** Start of STORED ROWS **
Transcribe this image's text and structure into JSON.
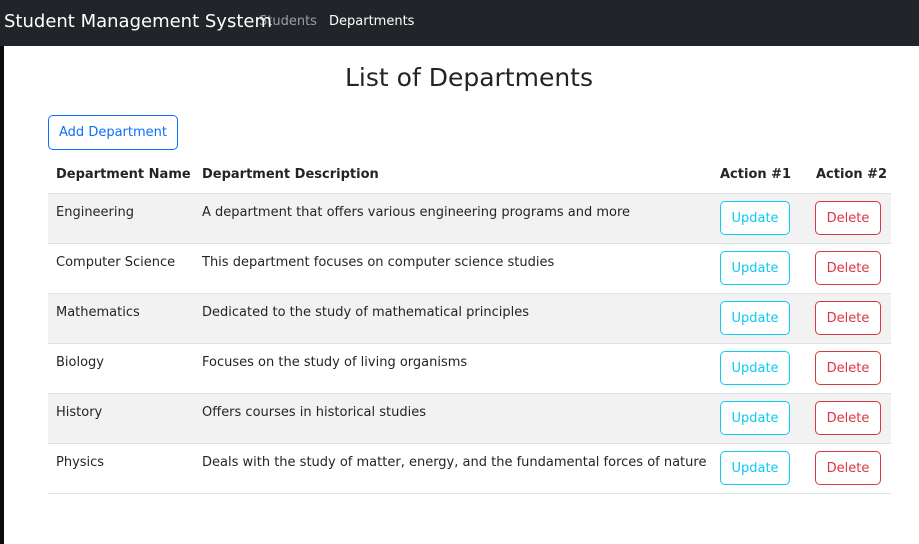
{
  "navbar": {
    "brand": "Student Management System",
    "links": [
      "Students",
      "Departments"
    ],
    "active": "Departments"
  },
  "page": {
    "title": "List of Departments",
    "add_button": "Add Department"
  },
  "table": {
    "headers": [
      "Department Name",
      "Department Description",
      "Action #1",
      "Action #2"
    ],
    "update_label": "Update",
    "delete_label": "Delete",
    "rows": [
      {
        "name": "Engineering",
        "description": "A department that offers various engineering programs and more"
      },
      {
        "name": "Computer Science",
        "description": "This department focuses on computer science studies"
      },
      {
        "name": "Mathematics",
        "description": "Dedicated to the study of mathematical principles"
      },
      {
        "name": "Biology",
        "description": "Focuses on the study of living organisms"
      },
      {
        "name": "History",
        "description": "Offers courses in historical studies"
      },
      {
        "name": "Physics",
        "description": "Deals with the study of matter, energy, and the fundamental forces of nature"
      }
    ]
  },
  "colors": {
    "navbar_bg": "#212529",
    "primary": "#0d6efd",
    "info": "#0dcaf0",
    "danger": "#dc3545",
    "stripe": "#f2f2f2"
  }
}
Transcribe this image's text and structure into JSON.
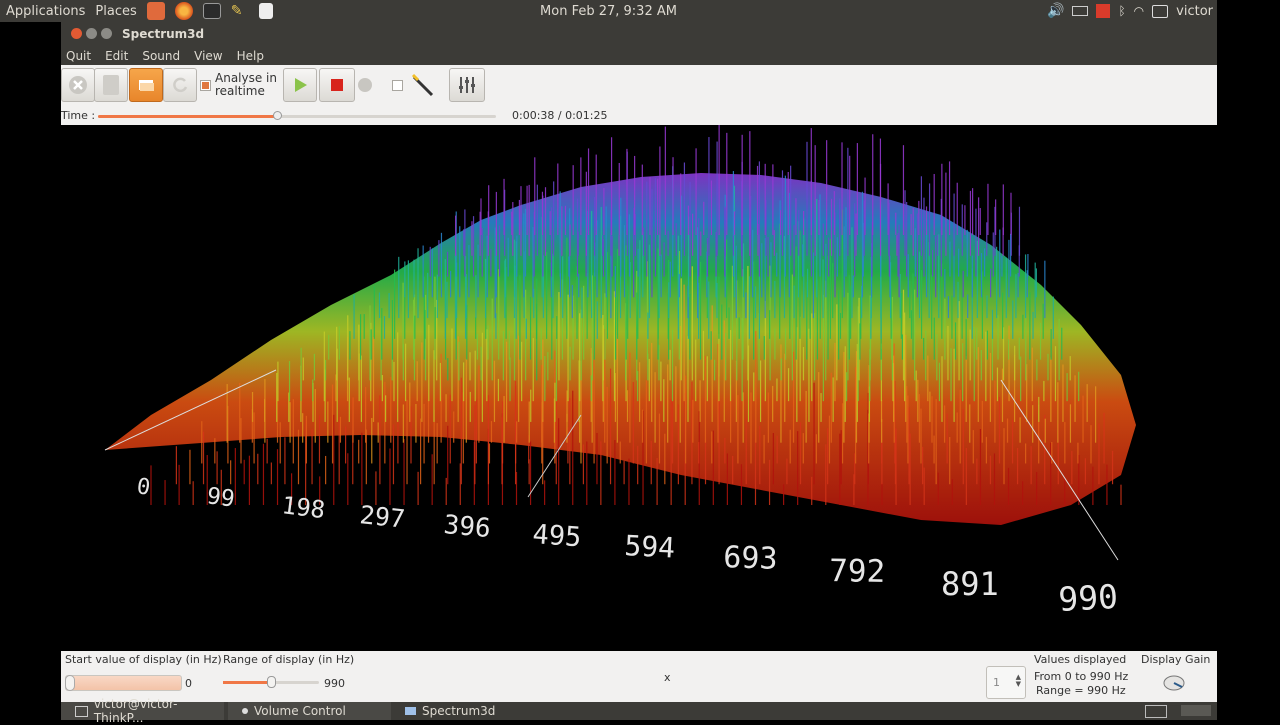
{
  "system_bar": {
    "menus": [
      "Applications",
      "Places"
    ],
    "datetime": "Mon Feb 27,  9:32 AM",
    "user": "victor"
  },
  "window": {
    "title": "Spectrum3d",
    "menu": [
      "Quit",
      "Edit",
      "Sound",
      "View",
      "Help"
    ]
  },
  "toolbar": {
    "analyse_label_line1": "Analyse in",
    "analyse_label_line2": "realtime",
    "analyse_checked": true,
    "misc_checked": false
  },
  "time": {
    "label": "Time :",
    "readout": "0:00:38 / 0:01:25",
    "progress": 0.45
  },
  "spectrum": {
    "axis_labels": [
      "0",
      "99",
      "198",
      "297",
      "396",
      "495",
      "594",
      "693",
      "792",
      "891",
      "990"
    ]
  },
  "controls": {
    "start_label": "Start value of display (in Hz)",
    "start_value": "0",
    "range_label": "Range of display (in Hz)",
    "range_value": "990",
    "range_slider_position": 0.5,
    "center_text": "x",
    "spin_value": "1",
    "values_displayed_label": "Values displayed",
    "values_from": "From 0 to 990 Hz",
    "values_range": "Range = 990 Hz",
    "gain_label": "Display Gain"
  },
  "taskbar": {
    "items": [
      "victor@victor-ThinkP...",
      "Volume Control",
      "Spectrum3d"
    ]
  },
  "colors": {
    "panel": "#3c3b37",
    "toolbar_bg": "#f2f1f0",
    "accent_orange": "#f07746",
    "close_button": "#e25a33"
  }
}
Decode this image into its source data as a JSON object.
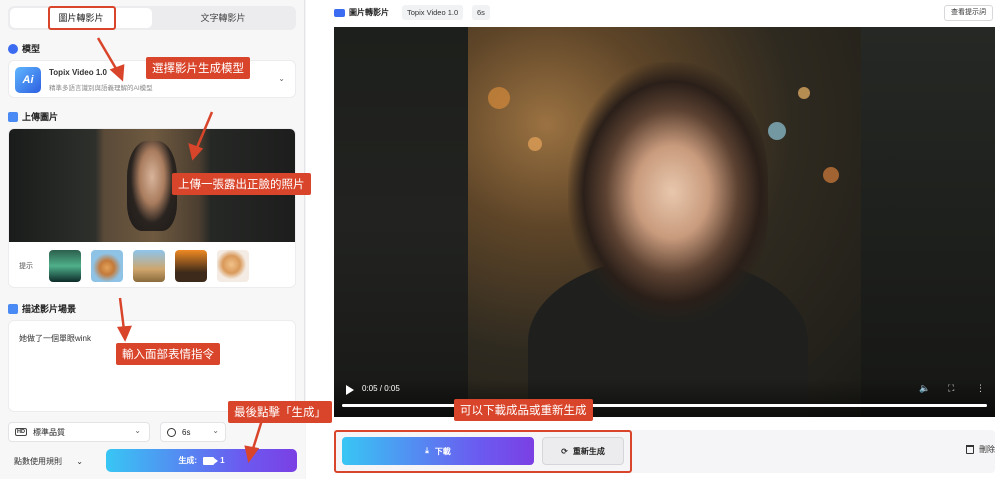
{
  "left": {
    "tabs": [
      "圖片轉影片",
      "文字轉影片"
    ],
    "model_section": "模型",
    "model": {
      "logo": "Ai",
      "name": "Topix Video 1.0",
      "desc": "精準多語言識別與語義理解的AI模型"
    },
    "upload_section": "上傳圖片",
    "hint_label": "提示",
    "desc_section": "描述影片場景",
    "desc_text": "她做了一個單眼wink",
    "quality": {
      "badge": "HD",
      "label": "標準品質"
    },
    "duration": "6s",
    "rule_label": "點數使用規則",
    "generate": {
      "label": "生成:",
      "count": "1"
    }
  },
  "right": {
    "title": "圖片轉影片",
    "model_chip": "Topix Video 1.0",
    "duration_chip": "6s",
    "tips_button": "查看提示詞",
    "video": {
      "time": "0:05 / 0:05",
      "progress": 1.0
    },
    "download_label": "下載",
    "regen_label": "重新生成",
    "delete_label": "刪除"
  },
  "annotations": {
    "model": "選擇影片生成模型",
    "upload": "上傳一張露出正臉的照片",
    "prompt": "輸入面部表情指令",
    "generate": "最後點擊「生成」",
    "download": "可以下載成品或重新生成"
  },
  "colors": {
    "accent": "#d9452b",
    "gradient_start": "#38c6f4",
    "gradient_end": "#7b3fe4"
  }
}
** End of STORED ROWS **
== DESCRIPTION OF THE TASK ==
Each entry should be repeated exactly as it appears; the pictures stay out.

== EXERCISE ANSWER ==
Transcribe this image's text and structure into JSON.
{
  "navbar": {
    "brand": "Student Management System",
    "links": [
      "Students",
      "Departments"
    ],
    "active": "Departments"
  },
  "page": {
    "title": "List of Departments",
    "add_button": "Add Department"
  },
  "table": {
    "headers": [
      "Department Name",
      "Department Description",
      "Action #1",
      "Action #2"
    ],
    "update_label": "Update",
    "delete_label": "Delete",
    "rows": [
      {
        "name": "Engineering",
        "description": "A department that offers various engineering programs and more"
      },
      {
        "name": "Computer Science",
        "description": "This department focuses on computer science studies"
      },
      {
        "name": "Mathematics",
        "description": "Dedicated to the study of mathematical principles"
      },
      {
        "name": "Biology",
        "description": "Focuses on the study of living organisms"
      },
      {
        "name": "History",
        "description": "Offers courses in historical studies"
      },
      {
        "name": "Physics",
        "description": "Deals with the study of matter, energy, and the fundamental forces of nature"
      }
    ]
  },
  "colors": {
    "navbar_bg": "#212529",
    "primary": "#0d6efd",
    "info": "#0dcaf0",
    "danger": "#dc3545",
    "stripe": "#f2f2f2"
  }
}
Transcribe this image's text and structure into JSON.
{
  "system_bar": {
    "menus": [
      "Applications",
      "Places"
    ],
    "datetime": "Mon Feb 27,  9:32 AM",
    "user": "victor"
  },
  "window": {
    "title": "Spectrum3d",
    "menu": [
      "Quit",
      "Edit",
      "Sound",
      "View",
      "Help"
    ]
  },
  "toolbar": {
    "analyse_label_line1": "Analyse in",
    "analyse_label_line2": "realtime",
    "analyse_checked": true,
    "misc_checked": false
  },
  "time": {
    "label": "Time :",
    "readout": "0:00:38 / 0:01:25",
    "progress": 0.45
  },
  "spectrum": {
    "axis_labels": [
      "0",
      "99",
      "198",
      "297",
      "396",
      "495",
      "594",
      "693",
      "792",
      "891",
      "990"
    ]
  },
  "controls": {
    "start_label": "Start value of display (in Hz)",
    "start_value": "0",
    "range_label": "Range of display (in Hz)",
    "range_value": "990",
    "range_slider_position": 0.5,
    "center_text": "x",
    "spin_value": "1",
    "values_displayed_label": "Values displayed",
    "values_from": "From 0 to 990 Hz",
    "values_range": "Range = 990 Hz",
    "gain_label": "Display Gain"
  },
  "taskbar": {
    "items": [
      "victor@victor-ThinkP...",
      "Volume Control",
      "Spectrum3d"
    ]
  },
  "colors": {
    "panel": "#3c3b37",
    "toolbar_bg": "#f2f1f0",
    "accent_orange": "#f07746",
    "close_button": "#e25a33"
  }
}
Decode this image into its source data as a JSON object.
{
  "left": {
    "tabs": [
      "圖片轉影片",
      "文字轉影片"
    ],
    "model_section": "模型",
    "model": {
      "logo": "Ai",
      "name": "Topix Video 1.0",
      "desc": "精準多語言識別與語義理解的AI模型"
    },
    "upload_section": "上傳圖片",
    "hint_label": "提示",
    "desc_section": "描述影片場景",
    "desc_text": "她做了一個單眼wink",
    "quality": {
      "badge": "HD",
      "label": "標準品質"
    },
    "duration": "6s",
    "rule_label": "點數使用規則",
    "generate": {
      "label": "生成:",
      "count": "1"
    }
  },
  "right": {
    "title": "圖片轉影片",
    "model_chip": "Topix Video 1.0",
    "duration_chip": "6s",
    "tips_button": "查看提示詞",
    "video": {
      "time": "0:05 / 0:05",
      "progress": 1.0
    },
    "download_label": "下載",
    "regen_label": "重新生成",
    "delete_label": "刪除"
  },
  "annotations": {
    "model": "選擇影片生成模型",
    "upload": "上傳一張露出正臉的照片",
    "prompt": "輸入面部表情指令",
    "generate": "最後點擊「生成」",
    "download": "可以下載成品或重新生成"
  },
  "colors": {
    "accent": "#d9452b",
    "gradient_start": "#38c6f4",
    "gradient_end": "#7b3fe4"
  }
}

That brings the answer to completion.